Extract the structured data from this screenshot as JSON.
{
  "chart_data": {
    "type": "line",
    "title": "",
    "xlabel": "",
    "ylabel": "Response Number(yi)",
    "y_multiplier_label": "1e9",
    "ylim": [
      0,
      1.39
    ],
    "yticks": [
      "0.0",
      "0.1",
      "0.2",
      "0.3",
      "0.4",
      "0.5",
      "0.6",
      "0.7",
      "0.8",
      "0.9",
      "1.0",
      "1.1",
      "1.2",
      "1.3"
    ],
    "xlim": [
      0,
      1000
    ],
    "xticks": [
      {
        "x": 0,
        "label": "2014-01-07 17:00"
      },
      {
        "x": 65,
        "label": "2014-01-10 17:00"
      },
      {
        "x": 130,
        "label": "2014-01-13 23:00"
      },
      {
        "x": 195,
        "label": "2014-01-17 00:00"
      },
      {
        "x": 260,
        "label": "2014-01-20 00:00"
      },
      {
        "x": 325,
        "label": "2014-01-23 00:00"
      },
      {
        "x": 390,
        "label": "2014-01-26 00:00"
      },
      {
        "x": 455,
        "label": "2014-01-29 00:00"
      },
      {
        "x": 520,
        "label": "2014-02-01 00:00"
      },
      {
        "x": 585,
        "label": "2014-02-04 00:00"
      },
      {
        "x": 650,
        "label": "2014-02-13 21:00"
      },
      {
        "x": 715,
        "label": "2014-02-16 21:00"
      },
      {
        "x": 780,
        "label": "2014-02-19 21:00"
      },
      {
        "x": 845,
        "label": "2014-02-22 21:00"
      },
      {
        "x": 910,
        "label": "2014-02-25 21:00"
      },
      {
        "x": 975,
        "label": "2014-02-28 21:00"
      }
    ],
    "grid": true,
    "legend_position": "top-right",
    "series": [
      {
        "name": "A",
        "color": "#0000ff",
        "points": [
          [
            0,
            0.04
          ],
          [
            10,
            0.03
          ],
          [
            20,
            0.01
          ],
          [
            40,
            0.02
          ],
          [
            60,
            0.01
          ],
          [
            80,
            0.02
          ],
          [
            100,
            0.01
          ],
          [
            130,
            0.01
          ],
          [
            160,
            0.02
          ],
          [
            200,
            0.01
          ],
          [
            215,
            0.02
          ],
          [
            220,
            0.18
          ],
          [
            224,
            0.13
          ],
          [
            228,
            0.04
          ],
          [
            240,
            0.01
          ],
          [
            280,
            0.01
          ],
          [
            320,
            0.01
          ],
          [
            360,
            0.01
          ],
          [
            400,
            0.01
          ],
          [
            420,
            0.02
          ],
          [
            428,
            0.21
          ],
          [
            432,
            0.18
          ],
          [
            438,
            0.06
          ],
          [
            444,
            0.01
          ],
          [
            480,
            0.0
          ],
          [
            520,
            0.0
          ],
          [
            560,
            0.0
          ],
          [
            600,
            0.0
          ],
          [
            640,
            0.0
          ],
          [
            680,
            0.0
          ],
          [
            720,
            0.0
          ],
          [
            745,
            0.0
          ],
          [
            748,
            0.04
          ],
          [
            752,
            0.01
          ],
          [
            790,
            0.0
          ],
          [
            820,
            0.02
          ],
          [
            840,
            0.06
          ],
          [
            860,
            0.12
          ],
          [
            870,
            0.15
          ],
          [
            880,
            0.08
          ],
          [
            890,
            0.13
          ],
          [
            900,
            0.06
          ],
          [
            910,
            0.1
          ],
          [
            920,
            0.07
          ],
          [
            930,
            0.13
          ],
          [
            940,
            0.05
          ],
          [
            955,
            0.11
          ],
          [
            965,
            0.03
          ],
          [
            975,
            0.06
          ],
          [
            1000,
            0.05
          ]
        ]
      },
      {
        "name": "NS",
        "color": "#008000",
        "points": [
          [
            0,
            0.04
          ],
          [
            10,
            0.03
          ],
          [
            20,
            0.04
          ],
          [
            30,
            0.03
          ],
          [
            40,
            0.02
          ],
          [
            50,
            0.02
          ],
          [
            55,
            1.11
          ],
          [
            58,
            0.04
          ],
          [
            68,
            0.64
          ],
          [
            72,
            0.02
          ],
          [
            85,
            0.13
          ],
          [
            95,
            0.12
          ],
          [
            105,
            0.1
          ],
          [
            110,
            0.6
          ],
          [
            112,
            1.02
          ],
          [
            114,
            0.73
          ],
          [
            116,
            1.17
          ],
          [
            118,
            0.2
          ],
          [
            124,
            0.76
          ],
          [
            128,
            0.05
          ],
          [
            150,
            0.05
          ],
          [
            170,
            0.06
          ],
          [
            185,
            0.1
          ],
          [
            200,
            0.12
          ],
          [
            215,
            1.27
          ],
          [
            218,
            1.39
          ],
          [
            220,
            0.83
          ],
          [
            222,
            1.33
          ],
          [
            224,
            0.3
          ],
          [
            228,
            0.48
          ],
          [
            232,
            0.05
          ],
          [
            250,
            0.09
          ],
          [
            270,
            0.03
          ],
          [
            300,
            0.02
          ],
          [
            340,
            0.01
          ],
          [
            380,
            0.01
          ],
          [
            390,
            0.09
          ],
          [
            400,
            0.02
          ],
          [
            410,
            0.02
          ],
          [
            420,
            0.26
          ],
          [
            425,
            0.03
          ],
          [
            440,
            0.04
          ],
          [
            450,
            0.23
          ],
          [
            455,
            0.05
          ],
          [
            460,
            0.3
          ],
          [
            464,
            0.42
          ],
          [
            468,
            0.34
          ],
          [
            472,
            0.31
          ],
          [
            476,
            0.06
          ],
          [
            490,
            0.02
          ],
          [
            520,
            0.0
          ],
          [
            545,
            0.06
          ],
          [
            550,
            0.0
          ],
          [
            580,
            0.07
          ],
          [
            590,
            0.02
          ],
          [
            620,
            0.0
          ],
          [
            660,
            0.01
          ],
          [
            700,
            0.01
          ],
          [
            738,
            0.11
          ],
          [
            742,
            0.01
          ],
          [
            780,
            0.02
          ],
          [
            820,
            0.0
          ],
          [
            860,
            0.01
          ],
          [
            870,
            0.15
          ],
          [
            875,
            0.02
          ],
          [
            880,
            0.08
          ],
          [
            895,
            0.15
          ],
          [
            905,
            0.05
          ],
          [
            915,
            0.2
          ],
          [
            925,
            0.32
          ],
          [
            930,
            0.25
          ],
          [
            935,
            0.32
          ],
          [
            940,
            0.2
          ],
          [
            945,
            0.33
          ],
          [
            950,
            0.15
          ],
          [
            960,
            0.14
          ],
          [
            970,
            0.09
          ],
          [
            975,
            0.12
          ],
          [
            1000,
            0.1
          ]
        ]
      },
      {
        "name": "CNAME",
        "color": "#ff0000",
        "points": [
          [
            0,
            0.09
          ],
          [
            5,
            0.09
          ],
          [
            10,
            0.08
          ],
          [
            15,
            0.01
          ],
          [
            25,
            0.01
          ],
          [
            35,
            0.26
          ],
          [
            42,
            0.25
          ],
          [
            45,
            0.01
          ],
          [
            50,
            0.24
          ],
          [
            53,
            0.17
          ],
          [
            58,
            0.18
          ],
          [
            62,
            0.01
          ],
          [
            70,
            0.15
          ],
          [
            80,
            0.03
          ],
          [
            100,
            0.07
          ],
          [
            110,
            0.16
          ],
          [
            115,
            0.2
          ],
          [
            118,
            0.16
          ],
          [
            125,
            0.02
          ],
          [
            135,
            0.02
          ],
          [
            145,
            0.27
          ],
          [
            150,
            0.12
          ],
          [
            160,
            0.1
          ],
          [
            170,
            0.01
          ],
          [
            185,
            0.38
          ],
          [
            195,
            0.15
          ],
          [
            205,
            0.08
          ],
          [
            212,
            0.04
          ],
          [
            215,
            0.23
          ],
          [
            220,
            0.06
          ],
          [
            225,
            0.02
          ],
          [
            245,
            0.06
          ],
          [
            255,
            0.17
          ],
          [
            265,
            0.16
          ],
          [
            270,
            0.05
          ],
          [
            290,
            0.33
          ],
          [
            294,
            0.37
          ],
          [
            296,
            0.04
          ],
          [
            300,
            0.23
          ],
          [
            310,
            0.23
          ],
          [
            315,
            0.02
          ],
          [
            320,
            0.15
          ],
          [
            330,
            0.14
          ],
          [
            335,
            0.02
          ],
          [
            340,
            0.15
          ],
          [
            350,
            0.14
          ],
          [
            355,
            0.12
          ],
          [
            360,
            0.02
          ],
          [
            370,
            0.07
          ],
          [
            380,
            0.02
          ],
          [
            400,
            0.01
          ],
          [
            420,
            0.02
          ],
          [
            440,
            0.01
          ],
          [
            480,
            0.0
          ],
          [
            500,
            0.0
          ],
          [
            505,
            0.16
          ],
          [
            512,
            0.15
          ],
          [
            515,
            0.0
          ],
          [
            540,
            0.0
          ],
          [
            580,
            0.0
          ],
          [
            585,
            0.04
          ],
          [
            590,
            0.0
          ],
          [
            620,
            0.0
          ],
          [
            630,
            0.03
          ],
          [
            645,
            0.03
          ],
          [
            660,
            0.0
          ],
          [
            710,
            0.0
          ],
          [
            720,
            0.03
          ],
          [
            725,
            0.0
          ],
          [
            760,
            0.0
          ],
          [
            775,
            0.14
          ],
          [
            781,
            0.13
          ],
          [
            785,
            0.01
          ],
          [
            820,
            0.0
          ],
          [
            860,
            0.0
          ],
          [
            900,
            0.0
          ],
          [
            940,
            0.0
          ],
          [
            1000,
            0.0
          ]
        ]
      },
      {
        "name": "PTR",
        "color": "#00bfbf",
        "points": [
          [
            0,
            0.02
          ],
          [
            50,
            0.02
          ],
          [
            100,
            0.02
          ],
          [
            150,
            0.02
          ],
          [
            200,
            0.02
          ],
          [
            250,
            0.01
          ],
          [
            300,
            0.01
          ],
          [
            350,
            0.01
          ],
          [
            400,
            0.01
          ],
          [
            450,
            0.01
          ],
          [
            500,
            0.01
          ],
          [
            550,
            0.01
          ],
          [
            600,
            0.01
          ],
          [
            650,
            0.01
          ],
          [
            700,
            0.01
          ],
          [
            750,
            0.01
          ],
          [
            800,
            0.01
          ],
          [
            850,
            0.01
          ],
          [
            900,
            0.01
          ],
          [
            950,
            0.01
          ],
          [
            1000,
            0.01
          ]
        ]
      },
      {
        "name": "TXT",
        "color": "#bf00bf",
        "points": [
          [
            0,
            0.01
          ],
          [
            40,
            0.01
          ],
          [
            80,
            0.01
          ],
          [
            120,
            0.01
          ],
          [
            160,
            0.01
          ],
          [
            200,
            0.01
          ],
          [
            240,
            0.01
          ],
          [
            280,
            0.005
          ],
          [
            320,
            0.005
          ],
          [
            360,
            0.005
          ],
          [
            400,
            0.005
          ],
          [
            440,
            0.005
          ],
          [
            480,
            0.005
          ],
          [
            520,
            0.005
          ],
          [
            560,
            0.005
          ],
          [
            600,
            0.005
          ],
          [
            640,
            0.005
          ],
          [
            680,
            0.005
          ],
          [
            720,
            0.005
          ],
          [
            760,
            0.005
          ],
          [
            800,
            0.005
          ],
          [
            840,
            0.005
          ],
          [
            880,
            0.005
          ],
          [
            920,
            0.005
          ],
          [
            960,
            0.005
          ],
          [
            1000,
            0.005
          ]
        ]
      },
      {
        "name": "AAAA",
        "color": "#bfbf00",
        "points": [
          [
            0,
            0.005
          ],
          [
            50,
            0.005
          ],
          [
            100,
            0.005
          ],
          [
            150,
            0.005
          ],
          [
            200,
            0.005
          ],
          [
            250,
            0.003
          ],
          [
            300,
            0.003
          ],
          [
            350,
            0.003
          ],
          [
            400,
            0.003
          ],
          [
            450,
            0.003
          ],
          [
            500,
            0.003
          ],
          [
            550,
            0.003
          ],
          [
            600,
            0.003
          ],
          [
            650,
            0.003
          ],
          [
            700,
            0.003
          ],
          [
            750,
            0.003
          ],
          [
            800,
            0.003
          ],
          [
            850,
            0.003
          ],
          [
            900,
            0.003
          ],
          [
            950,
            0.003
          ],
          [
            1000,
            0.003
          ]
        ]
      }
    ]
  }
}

━━━━━━━━

**What is expected:** Identify the lines that hold the word "name". Copy every one of them.

**Exercise solution:**
        "name": "A",
        "name": "NS",
        "name": "CNAME",
        "name": "PTR",
        "name": "TXT",
        "name": "AAAA",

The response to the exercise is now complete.